Repeat the entire listing exactly as written.

**AVAILABLE RECORDS:**
________________

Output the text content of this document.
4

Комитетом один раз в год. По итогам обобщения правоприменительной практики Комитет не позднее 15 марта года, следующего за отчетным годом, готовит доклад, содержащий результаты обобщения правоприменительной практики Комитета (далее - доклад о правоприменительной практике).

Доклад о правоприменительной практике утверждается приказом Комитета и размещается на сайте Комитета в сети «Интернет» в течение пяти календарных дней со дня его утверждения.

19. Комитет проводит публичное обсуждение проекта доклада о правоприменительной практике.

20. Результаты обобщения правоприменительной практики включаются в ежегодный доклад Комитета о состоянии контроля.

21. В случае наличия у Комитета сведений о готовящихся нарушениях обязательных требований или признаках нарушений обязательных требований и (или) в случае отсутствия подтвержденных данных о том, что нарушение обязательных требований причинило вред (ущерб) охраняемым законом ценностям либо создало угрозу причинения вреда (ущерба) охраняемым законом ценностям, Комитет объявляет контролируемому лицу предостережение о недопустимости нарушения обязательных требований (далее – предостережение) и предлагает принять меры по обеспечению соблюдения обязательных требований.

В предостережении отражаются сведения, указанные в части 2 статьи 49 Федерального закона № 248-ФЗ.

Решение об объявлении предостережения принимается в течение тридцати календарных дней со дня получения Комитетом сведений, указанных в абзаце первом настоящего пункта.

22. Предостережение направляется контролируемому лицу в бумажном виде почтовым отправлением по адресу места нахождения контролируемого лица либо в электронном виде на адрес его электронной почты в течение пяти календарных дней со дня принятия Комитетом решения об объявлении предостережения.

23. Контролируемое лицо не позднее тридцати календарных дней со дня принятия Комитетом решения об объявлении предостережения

________________

**ANSWER TO THE EXERCISE:**
Output the text content of this document.
4

Комитетом один раз в год. По итогам обобщения правоприменительной практики Комитет не позднее 15 марта года, следующего за отчетным годом, готовит доклад, содержащий результаты обобщения правоприменительной практики Комитета (далее - доклад о правоприменительной практике).

Доклад о правоприменительной практике утверждается приказом Комитета и размещается на сайте Комитета в сети «Интернет» в течение пяти календарных дней со дня его утверждения.

19. Комитет проводит публичное обсуждение проекта доклада о правоприменительной практике.

20. Результаты обобщения правоприменительной практики включаются в ежегодный доклад Комитета о состоянии контроля.

21. В случае наличия у Комитета сведений о готовящихся нарушениях обязательных требований или признаках нарушений обязательных требований и (или) в случае отсутствия подтвержденных данных о том, что нарушение обязательных требований причинило вред (ущерб) охраняемым законом ценностям либо создало угрозу причинения вреда (ущерба) охраняемым законом ценностям, Комитет объявляет контролируемому лицу предостережение о недопустимости нарушения обязательных требований (далее – предостережение) и предлагает принять меры по обеспечению соблюдения обязательных требований.

В предостережении отражаются сведения, указанные в части 2 статьи 49 Федерального закона № 248-ФЗ.

Решение об объявлении предостережения принимается в течение тридцати календарных дней со дня получения Комитетом сведений, указанных в абзаце первом настоящего пункта.

22. Предостережение направляется контролируемому лицу в бумажном виде почтовым отправлением по адресу места нахождения контролируемого лица либо в электронном виде на адрес его электронной почты в течение пяти календарных дней со дня принятия Комитетом решения об объявлении предостережения.

23. Контролируемое лицо не позднее тридцати календарных дней со дня принятия Комитетом решения об объявлении предостережения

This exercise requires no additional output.